Short exercise
Look through the material below for "username". Copy every line that contains it.

************

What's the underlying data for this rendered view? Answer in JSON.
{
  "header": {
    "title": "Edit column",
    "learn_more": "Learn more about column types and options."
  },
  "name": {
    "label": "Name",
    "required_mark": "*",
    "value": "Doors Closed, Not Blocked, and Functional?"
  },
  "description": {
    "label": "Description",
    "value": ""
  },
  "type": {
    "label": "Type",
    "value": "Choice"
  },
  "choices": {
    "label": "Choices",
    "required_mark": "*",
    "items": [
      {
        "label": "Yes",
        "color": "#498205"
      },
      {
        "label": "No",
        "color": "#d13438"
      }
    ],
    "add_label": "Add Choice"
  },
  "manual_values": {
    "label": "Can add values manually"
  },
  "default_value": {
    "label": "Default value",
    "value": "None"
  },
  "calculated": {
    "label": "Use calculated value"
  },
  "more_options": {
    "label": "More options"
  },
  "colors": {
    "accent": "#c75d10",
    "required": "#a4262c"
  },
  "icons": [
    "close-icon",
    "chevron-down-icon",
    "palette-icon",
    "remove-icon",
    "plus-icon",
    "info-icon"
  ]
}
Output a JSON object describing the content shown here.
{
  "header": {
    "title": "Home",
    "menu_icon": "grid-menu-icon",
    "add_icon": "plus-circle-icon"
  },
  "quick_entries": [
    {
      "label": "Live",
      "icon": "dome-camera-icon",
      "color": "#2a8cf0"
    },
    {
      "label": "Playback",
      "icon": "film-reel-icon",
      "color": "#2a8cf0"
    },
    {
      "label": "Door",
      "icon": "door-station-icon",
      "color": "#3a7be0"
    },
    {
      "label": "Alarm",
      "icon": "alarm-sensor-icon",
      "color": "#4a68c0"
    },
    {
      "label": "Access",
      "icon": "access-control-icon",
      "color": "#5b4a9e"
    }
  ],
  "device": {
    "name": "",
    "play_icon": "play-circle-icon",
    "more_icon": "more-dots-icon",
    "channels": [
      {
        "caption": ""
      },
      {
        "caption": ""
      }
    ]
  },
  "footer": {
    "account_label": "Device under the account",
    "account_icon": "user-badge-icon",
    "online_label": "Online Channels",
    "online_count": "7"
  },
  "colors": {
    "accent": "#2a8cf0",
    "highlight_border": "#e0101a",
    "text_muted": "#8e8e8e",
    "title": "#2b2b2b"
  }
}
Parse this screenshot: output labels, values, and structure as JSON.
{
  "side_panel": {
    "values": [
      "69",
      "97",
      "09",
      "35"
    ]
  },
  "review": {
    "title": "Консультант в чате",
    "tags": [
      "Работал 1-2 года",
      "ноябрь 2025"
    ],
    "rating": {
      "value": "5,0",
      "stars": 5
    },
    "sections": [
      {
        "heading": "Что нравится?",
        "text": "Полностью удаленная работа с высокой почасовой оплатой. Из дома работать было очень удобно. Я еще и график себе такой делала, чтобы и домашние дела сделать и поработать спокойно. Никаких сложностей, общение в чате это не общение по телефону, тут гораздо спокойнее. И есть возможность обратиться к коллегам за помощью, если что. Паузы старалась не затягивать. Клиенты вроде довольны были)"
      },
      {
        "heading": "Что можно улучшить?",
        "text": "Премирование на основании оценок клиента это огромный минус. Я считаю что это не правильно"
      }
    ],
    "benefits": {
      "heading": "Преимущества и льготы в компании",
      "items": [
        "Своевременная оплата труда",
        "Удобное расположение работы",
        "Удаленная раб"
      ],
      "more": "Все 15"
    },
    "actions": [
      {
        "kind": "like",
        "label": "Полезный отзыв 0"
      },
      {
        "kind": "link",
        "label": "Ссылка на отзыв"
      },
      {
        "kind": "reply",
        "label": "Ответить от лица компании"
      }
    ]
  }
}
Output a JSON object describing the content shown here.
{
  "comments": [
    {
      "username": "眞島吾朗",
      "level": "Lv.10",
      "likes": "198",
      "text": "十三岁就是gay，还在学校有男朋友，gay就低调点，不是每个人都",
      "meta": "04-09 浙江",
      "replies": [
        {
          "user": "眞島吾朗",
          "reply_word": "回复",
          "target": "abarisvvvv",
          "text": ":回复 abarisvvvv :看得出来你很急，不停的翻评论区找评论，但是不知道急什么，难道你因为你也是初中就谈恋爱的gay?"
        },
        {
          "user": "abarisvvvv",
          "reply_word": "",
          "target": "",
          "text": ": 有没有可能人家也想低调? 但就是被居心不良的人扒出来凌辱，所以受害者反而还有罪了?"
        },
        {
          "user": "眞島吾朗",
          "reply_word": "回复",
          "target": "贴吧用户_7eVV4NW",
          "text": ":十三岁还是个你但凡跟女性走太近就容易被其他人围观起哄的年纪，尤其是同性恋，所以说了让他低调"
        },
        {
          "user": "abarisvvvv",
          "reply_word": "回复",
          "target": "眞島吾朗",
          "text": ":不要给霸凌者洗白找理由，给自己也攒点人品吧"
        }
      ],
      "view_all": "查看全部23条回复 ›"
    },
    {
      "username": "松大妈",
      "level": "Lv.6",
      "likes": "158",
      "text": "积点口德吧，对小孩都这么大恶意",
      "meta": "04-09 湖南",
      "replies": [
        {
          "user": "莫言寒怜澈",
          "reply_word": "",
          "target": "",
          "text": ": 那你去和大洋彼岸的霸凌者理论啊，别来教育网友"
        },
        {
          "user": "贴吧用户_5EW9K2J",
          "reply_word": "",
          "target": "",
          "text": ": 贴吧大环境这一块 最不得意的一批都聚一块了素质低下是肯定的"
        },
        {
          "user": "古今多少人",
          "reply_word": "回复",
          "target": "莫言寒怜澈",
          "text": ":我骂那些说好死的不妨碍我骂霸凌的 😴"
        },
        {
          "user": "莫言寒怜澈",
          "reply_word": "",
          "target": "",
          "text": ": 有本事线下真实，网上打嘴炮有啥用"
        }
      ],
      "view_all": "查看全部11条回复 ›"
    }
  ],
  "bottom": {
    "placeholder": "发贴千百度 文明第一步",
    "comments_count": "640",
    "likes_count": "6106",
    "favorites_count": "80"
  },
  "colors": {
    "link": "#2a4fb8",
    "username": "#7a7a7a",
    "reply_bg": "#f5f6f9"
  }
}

************

Solution
      "username": "眞島吾朗",
      "username": "松大妈",
    "username": "#7a7a7a",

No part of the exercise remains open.